### Job
Without the pictures, copy all the entries below exactly.

** Begin **

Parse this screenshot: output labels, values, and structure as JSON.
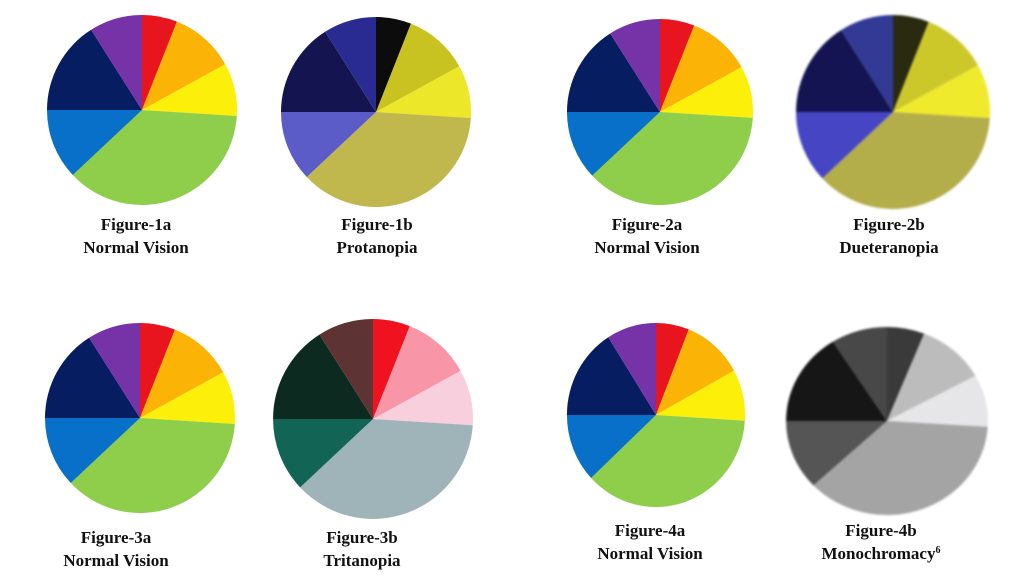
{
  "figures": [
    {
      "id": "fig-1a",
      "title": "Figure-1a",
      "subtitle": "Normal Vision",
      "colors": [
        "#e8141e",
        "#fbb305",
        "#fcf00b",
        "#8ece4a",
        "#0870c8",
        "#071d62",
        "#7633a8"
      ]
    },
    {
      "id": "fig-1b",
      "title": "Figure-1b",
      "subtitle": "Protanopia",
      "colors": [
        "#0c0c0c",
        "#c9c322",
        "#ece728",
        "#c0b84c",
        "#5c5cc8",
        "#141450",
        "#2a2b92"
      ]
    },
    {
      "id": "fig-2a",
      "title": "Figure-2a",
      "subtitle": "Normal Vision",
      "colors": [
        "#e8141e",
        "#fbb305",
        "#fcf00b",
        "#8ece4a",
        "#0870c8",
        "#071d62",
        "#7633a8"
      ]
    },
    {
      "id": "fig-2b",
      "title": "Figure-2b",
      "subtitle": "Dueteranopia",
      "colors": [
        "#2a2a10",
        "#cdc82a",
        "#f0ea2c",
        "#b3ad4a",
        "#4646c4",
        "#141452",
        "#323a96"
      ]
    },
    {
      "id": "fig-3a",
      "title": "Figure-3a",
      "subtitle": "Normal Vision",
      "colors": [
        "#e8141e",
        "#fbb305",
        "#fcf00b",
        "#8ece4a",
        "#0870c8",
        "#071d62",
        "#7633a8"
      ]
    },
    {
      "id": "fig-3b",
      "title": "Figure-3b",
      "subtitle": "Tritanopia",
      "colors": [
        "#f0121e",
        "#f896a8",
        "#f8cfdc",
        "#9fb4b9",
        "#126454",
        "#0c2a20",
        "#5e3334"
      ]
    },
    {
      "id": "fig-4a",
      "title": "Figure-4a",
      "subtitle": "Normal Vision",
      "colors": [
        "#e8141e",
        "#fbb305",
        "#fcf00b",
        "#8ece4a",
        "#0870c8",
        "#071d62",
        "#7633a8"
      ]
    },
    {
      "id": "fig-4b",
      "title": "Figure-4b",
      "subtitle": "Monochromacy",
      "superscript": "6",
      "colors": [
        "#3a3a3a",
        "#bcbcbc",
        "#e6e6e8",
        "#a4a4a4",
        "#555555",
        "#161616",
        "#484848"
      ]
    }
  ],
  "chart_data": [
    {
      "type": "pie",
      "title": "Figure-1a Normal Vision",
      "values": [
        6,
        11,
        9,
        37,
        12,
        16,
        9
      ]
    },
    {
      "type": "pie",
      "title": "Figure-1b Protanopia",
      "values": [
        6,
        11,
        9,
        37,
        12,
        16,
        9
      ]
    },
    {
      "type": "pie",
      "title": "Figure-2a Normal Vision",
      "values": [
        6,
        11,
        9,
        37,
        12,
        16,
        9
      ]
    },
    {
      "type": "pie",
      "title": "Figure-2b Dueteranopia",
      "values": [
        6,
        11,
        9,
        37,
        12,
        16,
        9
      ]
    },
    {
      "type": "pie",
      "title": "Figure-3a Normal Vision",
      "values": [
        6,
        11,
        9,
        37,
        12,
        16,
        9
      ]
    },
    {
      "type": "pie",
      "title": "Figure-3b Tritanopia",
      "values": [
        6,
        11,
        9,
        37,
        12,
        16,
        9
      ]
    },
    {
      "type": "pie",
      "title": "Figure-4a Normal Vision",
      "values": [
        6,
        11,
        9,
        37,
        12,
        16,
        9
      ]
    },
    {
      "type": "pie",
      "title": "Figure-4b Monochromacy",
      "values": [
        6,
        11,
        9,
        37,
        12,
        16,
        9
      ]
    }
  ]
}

** End **

### Written answer
Parse this screenshot: output labels, values, and structure as JSON.
{
  "figures": [
    {
      "id": "fig-1a",
      "title": "Figure-1a",
      "subtitle": "Normal Vision",
      "colors": [
        "#e8141e",
        "#fbb305",
        "#fcf00b",
        "#8ece4a",
        "#0870c8",
        "#071d62",
        "#7633a8"
      ]
    },
    {
      "id": "fig-1b",
      "title": "Figure-1b",
      "subtitle": "Protanopia",
      "colors": [
        "#0c0c0c",
        "#c9c322",
        "#ece728",
        "#c0b84c",
        "#5c5cc8",
        "#141450",
        "#2a2b92"
      ]
    },
    {
      "id": "fig-2a",
      "title": "Figure-2a",
      "subtitle": "Normal Vision",
      "colors": [
        "#e8141e",
        "#fbb305",
        "#fcf00b",
        "#8ece4a",
        "#0870c8",
        "#071d62",
        "#7633a8"
      ]
    },
    {
      "id": "fig-2b",
      "title": "Figure-2b",
      "subtitle": "Dueteranopia",
      "colors": [
        "#2a2a10",
        "#cdc82a",
        "#f0ea2c",
        "#b3ad4a",
        "#4646c4",
        "#141452",
        "#323a96"
      ]
    },
    {
      "id": "fig-3a",
      "title": "Figure-3a",
      "subtitle": "Normal Vision",
      "colors": [
        "#e8141e",
        "#fbb305",
        "#fcf00b",
        "#8ece4a",
        "#0870c8",
        "#071d62",
        "#7633a8"
      ]
    },
    {
      "id": "fig-3b",
      "title": "Figure-3b",
      "subtitle": "Tritanopia",
      "colors": [
        "#f0121e",
        "#f896a8",
        "#f8cfdc",
        "#9fb4b9",
        "#126454",
        "#0c2a20",
        "#5e3334"
      ]
    },
    {
      "id": "fig-4a",
      "title": "Figure-4a",
      "subtitle": "Normal Vision",
      "colors": [
        "#e8141e",
        "#fbb305",
        "#fcf00b",
        "#8ece4a",
        "#0870c8",
        "#071d62",
        "#7633a8"
      ]
    },
    {
      "id": "fig-4b",
      "title": "Figure-4b",
      "subtitle": "Monochromacy",
      "superscript": "6",
      "colors": [
        "#3a3a3a",
        "#bcbcbc",
        "#e6e6e8",
        "#a4a4a4",
        "#555555",
        "#161616",
        "#484848"
      ]
    }
  ],
  "chart_data": [
    {
      "type": "pie",
      "title": "Figure-1a Normal Vision",
      "values": [
        6,
        11,
        9,
        37,
        12,
        16,
        9
      ]
    },
    {
      "type": "pie",
      "title": "Figure-1b Protanopia",
      "values": [
        6,
        11,
        9,
        37,
        12,
        16,
        9
      ]
    },
    {
      "type": "pie",
      "title": "Figure-2a Normal Vision",
      "values": [
        6,
        11,
        9,
        37,
        12,
        16,
        9
      ]
    },
    {
      "type": "pie",
      "title": "Figure-2b Dueteranopia",
      "values": [
        6,
        11,
        9,
        37,
        12,
        16,
        9
      ]
    },
    {
      "type": "pie",
      "title": "Figure-3a Normal Vision",
      "values": [
        6,
        11,
        9,
        37,
        12,
        16,
        9
      ]
    },
    {
      "type": "pie",
      "title": "Figure-3b Tritanopia",
      "values": [
        6,
        11,
        9,
        37,
        12,
        16,
        9
      ]
    },
    {
      "type": "pie",
      "title": "Figure-4a Normal Vision",
      "values": [
        6,
        11,
        9,
        37,
        12,
        16,
        9
      ]
    },
    {
      "type": "pie",
      "title": "Figure-4b Monochromacy",
      "values": [
        6,
        11,
        9,
        37,
        12,
        16,
        9
      ]
    }
  ]
}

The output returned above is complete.